### Goal
Quote the lines below word for word, starting at the line that contains "List every element" and ending at the line that contains "table-cell[interactable] (151, 307, 191, 319)".

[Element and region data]
────

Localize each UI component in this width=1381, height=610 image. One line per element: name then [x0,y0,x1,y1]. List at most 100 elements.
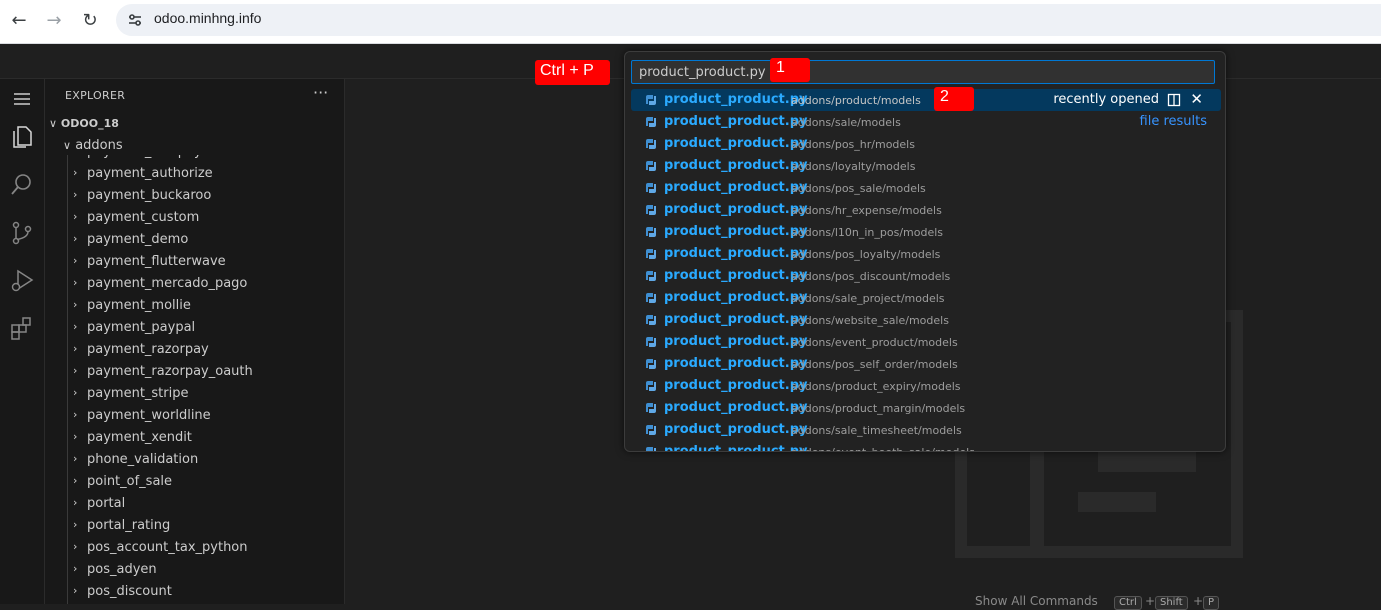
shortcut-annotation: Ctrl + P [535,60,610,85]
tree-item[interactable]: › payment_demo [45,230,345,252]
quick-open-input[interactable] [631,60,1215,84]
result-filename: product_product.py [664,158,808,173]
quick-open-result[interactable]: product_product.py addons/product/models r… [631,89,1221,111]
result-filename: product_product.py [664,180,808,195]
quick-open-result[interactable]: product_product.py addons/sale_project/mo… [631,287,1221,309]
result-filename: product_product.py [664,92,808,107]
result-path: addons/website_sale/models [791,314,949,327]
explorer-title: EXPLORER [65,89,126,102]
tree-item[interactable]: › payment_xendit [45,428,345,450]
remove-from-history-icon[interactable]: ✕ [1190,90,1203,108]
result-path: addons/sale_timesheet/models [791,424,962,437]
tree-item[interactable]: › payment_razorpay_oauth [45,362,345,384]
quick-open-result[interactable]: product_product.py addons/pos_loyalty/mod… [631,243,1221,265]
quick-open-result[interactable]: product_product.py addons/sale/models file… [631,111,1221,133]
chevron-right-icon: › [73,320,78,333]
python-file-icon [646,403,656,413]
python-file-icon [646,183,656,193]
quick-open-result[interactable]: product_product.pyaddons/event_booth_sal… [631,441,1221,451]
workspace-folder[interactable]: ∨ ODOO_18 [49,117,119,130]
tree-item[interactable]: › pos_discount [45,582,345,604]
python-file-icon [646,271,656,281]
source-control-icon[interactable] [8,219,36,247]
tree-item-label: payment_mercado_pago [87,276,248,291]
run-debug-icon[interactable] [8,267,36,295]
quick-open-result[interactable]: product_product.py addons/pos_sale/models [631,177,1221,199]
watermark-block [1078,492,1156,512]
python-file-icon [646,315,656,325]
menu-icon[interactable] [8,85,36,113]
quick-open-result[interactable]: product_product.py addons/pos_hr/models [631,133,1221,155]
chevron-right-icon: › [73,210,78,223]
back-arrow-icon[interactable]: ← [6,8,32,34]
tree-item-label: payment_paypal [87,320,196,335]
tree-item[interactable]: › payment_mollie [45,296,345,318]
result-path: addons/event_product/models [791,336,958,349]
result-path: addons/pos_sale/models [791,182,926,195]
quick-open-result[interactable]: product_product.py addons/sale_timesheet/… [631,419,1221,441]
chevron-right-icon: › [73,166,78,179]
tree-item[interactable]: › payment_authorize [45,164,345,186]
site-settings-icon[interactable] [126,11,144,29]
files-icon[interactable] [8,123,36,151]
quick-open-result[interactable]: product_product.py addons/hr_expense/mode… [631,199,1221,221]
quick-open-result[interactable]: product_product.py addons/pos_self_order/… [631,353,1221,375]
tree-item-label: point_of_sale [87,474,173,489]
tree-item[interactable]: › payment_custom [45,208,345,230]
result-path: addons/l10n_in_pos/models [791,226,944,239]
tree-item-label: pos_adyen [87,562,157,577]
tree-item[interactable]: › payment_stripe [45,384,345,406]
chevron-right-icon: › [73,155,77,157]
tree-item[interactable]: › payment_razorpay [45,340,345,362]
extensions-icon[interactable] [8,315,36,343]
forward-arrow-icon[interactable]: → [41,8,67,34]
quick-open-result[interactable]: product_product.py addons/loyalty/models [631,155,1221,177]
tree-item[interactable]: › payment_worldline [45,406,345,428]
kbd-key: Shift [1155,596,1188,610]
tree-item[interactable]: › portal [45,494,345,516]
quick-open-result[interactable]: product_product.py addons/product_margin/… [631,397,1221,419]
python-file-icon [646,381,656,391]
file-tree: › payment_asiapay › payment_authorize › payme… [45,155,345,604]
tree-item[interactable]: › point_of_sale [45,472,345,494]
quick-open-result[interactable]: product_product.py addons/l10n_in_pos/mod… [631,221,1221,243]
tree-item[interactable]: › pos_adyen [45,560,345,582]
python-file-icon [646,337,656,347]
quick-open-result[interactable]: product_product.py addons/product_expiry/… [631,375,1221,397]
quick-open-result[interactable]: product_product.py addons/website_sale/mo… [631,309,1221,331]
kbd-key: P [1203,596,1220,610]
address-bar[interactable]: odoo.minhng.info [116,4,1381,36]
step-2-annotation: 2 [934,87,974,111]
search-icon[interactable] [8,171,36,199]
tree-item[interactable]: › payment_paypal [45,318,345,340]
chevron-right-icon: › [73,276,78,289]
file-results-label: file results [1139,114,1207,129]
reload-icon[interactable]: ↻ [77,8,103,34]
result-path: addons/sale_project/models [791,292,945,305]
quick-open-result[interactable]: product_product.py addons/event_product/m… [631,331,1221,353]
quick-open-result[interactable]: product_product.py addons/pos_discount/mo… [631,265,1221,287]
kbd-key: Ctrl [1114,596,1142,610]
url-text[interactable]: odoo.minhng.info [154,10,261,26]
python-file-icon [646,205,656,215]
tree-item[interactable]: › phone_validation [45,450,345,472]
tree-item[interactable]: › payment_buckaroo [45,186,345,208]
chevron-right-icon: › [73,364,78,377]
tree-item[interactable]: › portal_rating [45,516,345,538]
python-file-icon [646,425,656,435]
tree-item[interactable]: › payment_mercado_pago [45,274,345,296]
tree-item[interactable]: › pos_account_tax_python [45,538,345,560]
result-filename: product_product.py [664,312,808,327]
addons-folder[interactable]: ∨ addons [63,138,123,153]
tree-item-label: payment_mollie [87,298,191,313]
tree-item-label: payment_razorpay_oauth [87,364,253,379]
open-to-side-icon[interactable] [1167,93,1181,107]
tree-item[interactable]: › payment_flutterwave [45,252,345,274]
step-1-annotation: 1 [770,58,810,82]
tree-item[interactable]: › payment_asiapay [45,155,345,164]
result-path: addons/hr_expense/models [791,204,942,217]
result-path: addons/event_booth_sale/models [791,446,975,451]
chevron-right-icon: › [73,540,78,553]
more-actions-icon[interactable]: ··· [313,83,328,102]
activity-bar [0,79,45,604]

────

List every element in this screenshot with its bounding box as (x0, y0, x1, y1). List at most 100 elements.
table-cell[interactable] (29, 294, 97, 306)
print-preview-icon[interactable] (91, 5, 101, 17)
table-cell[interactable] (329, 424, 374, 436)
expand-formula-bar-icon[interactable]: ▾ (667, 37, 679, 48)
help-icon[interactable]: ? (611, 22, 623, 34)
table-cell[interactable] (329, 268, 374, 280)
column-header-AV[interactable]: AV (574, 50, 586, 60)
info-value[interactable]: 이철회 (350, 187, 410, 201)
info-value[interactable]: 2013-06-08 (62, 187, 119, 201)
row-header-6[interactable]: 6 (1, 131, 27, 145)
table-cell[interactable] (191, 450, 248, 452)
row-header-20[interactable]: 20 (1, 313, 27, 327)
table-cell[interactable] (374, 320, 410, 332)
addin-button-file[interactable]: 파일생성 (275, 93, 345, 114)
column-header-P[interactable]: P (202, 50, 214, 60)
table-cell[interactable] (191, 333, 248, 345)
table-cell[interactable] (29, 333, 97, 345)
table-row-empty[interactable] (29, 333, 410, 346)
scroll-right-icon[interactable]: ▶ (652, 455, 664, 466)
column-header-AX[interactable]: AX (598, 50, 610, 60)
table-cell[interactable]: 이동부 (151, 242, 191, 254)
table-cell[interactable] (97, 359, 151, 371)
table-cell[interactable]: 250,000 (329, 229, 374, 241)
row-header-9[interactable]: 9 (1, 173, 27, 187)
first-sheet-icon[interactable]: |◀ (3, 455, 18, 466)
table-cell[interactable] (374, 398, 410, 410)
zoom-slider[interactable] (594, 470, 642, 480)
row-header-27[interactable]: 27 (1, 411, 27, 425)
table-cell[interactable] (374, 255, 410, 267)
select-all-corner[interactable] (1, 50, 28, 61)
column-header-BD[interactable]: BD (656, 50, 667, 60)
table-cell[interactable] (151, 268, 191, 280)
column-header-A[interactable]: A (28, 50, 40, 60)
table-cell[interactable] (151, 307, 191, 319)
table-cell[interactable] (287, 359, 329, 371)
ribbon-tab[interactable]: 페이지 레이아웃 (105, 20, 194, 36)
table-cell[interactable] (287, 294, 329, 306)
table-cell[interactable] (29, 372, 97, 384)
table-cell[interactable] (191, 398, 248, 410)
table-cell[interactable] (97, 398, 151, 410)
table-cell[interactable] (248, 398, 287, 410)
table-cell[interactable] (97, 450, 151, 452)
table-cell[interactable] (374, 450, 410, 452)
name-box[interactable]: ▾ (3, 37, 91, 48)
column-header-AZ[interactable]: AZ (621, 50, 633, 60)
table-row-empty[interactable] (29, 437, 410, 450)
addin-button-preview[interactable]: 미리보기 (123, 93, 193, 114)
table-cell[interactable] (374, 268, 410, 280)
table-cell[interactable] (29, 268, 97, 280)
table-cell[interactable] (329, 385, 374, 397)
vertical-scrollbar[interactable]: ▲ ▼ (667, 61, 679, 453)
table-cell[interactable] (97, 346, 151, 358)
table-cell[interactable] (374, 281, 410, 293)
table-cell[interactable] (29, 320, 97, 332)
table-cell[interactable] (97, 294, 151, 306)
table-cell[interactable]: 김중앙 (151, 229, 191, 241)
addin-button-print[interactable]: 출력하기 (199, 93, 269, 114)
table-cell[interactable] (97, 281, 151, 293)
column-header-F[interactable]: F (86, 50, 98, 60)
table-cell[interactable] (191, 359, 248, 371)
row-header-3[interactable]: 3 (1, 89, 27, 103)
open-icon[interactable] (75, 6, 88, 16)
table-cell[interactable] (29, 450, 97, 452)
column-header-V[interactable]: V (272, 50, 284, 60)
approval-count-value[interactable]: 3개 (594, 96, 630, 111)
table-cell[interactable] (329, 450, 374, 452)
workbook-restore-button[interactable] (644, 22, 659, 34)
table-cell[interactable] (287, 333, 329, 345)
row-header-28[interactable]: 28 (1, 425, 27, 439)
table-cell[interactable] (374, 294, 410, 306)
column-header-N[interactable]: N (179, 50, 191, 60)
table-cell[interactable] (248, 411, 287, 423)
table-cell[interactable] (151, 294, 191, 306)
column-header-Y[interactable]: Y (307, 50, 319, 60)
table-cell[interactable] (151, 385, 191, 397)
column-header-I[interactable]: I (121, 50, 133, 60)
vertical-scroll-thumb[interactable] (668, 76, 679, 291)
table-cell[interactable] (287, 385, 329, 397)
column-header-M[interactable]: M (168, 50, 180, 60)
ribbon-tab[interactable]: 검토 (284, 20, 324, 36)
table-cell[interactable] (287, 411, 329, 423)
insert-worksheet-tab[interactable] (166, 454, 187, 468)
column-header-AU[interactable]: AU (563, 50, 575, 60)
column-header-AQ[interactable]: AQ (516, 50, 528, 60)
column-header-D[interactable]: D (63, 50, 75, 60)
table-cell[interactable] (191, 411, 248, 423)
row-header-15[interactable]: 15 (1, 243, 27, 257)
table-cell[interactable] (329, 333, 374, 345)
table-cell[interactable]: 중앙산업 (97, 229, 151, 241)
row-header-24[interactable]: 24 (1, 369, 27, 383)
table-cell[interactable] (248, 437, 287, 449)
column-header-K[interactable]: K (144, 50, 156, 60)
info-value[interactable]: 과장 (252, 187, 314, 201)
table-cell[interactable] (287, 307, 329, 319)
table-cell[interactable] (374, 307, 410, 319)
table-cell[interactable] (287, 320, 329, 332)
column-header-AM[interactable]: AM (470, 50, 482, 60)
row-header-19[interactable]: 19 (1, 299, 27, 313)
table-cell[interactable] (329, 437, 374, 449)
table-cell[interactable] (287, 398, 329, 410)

────

### Solution to this task
List every element in this screenshot with its bounding box as (x0, y0, x1, y1). List at most 100 elements.
table-cell[interactable] (29, 294, 97, 306)
print-preview-icon[interactable] (91, 5, 101, 17)
table-cell[interactable] (329, 424, 374, 436)
expand-formula-bar-icon[interactable]: ▾ (667, 37, 679, 48)
help-icon[interactable]: ? (611, 22, 623, 34)
table-cell[interactable] (329, 268, 374, 280)
column-header-AV[interactable]: AV (574, 50, 586, 60)
info-value[interactable]: 이철회 (350, 187, 410, 201)
info-value[interactable]: 2013-06-08 (62, 187, 119, 201)
row-header-6[interactable]: 6 (1, 131, 27, 145)
table-cell[interactable] (191, 450, 248, 452)
row-header-20[interactable]: 20 (1, 313, 27, 327)
table-cell[interactable] (374, 320, 410, 332)
addin-button-file[interactable]: 파일생성 (275, 93, 345, 114)
column-header-P[interactable]: P (202, 50, 214, 60)
table-cell[interactable] (191, 333, 248, 345)
table-cell[interactable] (29, 333, 97, 345)
table-row-empty[interactable] (29, 333, 410, 346)
scroll-right-icon[interactable]: ▶ (652, 455, 664, 466)
column-header-AX[interactable]: AX (598, 50, 610, 60)
table-cell[interactable]: 이동부 (151, 242, 191, 254)
table-cell[interactable] (97, 359, 151, 371)
table-cell[interactable]: 250,000 (329, 229, 374, 241)
row-header-9[interactable]: 9 (1, 173, 27, 187)
first-sheet-icon[interactable]: |◀ (3, 455, 18, 466)
table-cell[interactable] (374, 398, 410, 410)
zoom-slider[interactable] (594, 470, 642, 480)
row-header-27[interactable]: 27 (1, 411, 27, 425)
table-cell[interactable] (374, 255, 410, 267)
select-all-corner[interactable] (1, 50, 28, 61)
column-header-BD[interactable]: BD (656, 50, 667, 60)
table-cell[interactable] (151, 268, 191, 280)
column-header-A[interactable]: A (28, 50, 40, 60)
table-cell[interactable] (151, 307, 191, 319)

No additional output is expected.